PROBLEM DESCRIPTION - Find how many lines in the data below mention "thus". Give the number only.

Saved entries:
######

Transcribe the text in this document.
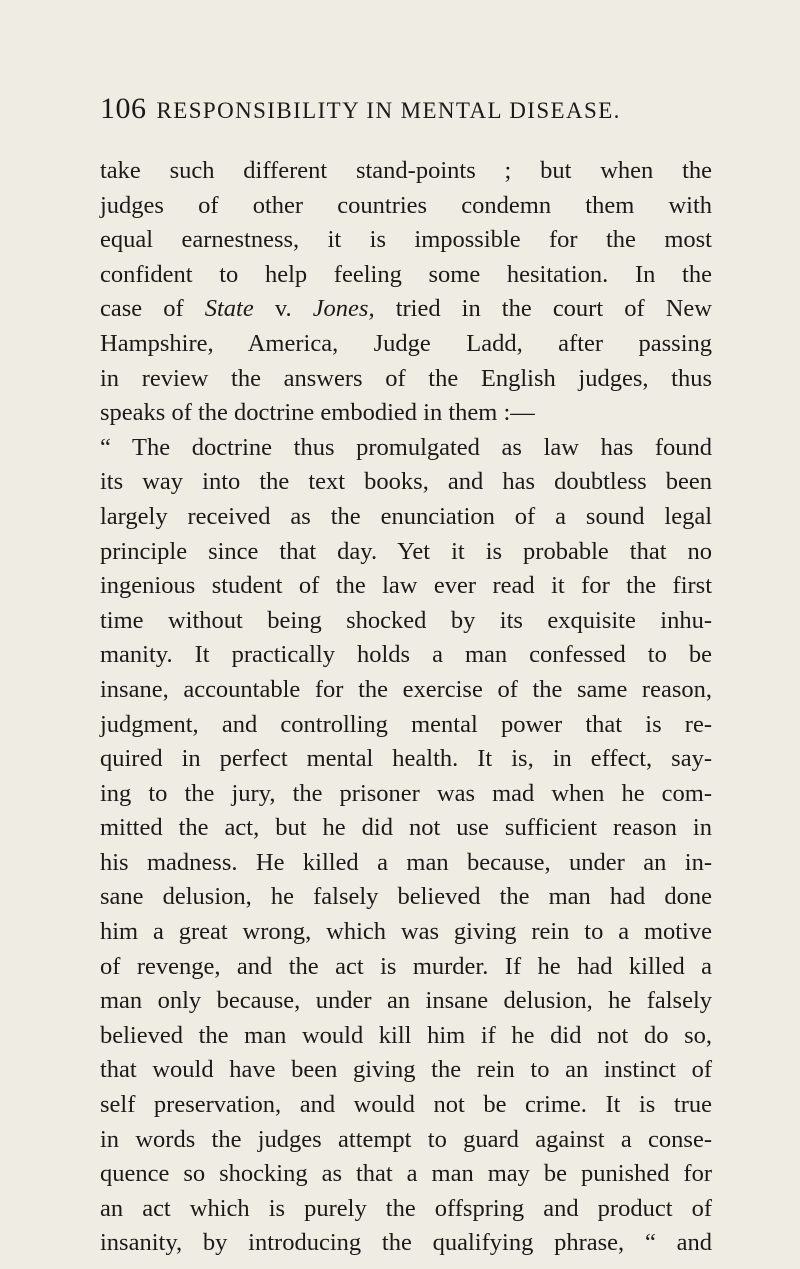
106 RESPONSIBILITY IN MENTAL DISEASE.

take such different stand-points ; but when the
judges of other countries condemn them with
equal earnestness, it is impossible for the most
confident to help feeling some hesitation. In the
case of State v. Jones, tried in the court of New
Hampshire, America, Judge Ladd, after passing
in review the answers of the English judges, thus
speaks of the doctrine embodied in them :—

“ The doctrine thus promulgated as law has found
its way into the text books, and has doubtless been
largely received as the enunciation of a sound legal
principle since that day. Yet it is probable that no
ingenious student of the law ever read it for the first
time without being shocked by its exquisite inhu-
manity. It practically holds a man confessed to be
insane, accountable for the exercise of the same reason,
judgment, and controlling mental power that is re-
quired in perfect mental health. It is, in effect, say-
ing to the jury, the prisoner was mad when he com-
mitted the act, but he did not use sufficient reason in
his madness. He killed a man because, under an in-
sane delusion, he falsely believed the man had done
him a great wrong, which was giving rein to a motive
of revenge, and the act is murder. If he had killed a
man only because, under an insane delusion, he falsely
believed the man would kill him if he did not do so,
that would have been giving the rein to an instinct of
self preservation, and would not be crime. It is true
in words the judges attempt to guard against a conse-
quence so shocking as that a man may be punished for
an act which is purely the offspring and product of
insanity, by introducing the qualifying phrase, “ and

######

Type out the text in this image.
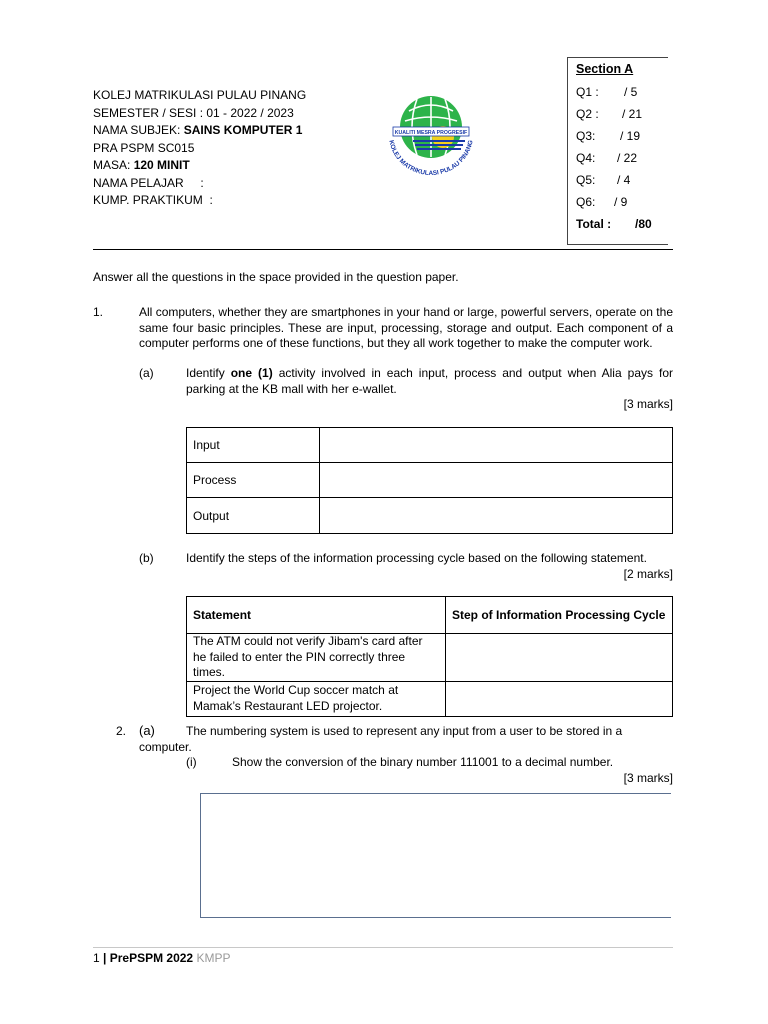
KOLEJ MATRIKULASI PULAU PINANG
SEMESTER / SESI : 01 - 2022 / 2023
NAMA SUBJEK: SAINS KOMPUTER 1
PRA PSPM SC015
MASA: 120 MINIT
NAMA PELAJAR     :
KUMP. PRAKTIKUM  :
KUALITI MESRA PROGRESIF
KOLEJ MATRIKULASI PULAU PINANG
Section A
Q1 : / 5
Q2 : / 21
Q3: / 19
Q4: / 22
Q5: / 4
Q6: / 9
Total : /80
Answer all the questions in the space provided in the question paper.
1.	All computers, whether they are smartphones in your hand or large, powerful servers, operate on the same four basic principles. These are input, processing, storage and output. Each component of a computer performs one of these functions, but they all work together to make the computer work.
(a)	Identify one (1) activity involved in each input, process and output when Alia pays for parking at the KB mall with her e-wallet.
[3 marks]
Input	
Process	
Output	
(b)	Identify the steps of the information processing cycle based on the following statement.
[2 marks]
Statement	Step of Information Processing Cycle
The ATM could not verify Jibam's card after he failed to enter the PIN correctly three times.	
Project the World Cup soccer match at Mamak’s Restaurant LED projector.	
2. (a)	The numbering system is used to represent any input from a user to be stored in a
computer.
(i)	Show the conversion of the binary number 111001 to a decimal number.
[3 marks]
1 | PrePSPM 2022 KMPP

######

OUTPUT - 2